The issue of food accessibility in developing countries is one of the acutest questions discussed by scholars, governmental organizations, and businesses around the world. The problem of food insecurity as the result of a chain of economic, social, political, and environmental factors imposes hunger threat and is even aggravated by rapid population growth. South Africa as a developing country is exposed to an insufficient system of governmental departments’ cooperation that fails to resolve the issue. It is necessary to find practical solutions based on technologies to solve the problem of food insecurity as a complex concept that incorporates multiple aspects.
Food Insecurity and the Role of Population Growth in It
Food insecurity as the globally relevant issue has been recognized in the 1940s and since then was widely addressed by responsible agencies as a severe threat to the well-being of populations. According to Hendriks (2015), food insecurity is a multi-faceted problem that combines such issues as “social norms, individual behavior and stages in the human life cycle, food availability and quality” (p. 609).
The complexity of its manifestations imposes a variability of approaches to understanding the core of food insecurity. Overall, it concerns the lack of people’s access to food which is regarded as food security. This term is generally defined as a condition when “all people, at all times, have physical and economic access to sufficient, safe and nutritious food … for an active healthy life” (Hendriks, 2015, p. 609). South Africa is exposed to food insecurity and needs to find ways to solve the problem.
The rapid population growth in the countries of the developing world, including South Africa, has its significant contribution to the problem of food insecurity. This connection is evident due to the increasing number of people inhabiting the territory of the country and the difficulties of everyone’s access to quality food. According to the statistical data, one in four people in Africa is lacking “adequate food to sustain an active and healthy life” (Hall, Dawson, Macdiarmid, Matthews, & Smith, 2017, p. 124). Such indicators signalize the future issues of malnutrition and health quality decline in the countries of the developing world. Thus, the ongoing increase in the population quantity in South Africa imposes more difficulties for food distribution and becomes a severe threat to the well-being of the citizens of the country.
The Factors Interrupting the Flow of Food from the Source to the People in South Africa
Since food insecurity is a multi-dimensional problem, there exist many factors that influence it. Although there are social, environmental, and political contributors to the complexity of the problem, the roots of this issue are in the insufficient economic and political advancement of the countries like South Africa. Indeed, the quantity of food produced in the world nowadays is enough for all people.
However, not everyone has access to it due to local obstacles such as governmental controlling programs or a weak system of interventions aimed at food distribution (Smit, 2016). To illustrate the economic factor, it is necessary to discuss the urban population lives in Africa. According to Smit (2016), people living in African cities greatly depend on purchased products rather than on ones produced in households. Thus, the accessibility and quality of food in the cities are connected with the system of production, distribution, and retailing procedures that are carried out for people’s consumption (Smit, 2016). However, poor neighborhoods cannot afford quality nutrition due to their financial incapability.
As for the government programs as a factor of food insecurity issue, it arises as to the result of system fragmentation that is manifested in disagreement in the actions of different public and private institutions. As a result, the agricultural system, which is vulnerable due to environmental changes, is exposed to decline. Food system governance has its political and organizational aspects and fails to be carried out accurately due to the dysfunctional collaboration of different organizations involved in the process (Termeera, Drimie, Ingram, Pereira, & Whittingham, 2018).

== TASKS ==
A - Repeat the passage of the food insecurity text from "The Factors Interrupting" up to and including "for all people.".
B - According to the food insecurity text, why are the accessibility and quality of food in African cities tied to the system of production, distribution, and retailing?

== DATA SEGMENT ==
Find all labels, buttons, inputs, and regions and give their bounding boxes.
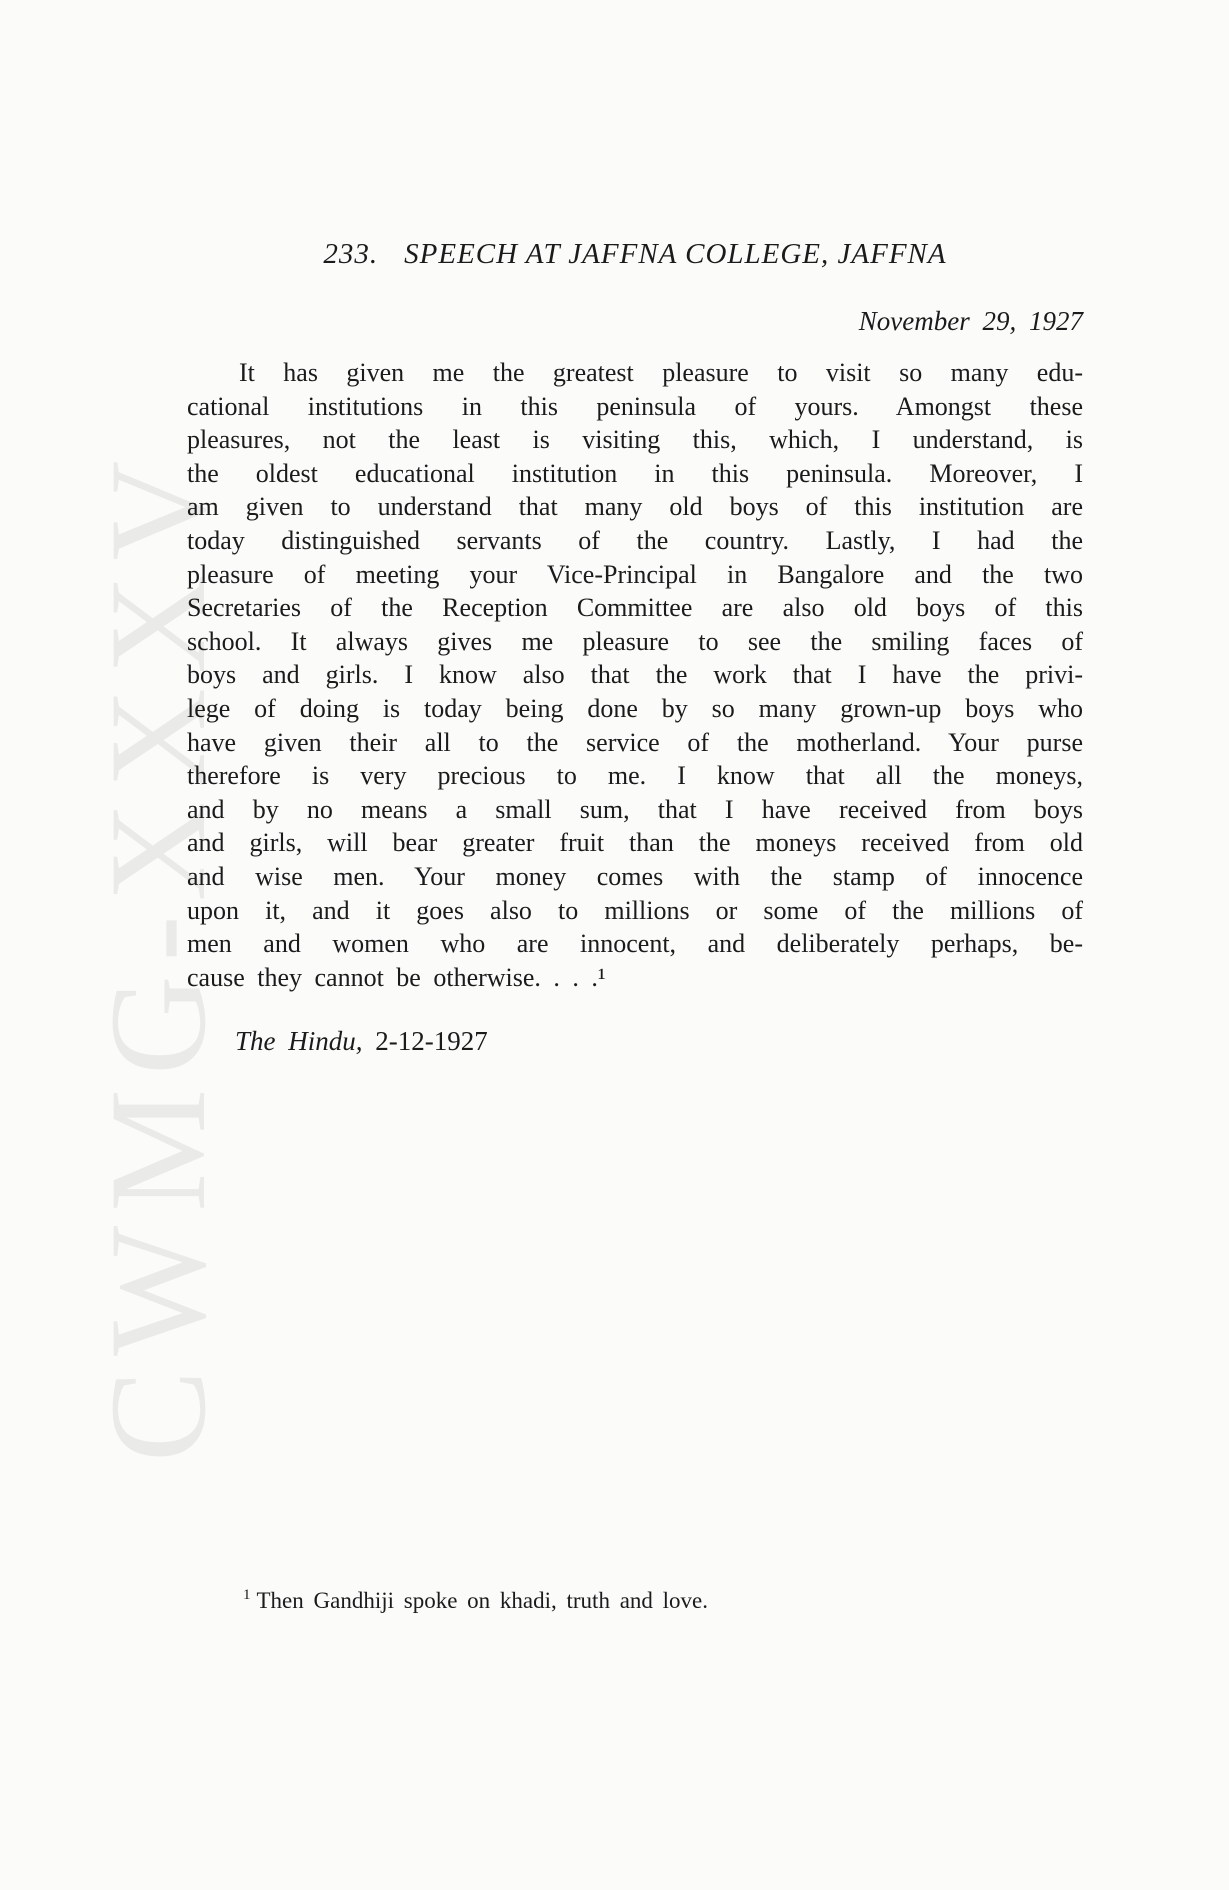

== SET OF ANSWERS ==
A -
The Factors Interrupting the Flow of Food from the Source to the People in South Africa
Since food insecurity is a multi-dimensional problem, there exist many factors that influence it. Although there are social, environmental, and political contributors to the complexity of the problem, the roots of this issue are in the insufficient economic and political advancement of the countries like South Africa. Indeed, the quantity of food produced in the world nowadays is enough for all people.

B - People living in African cities depend greatly on purchased products rather than on food produced in their own households. Their access to food and its quality therefore rest on the production, distribution, and retailing procedures carried out for their consumption.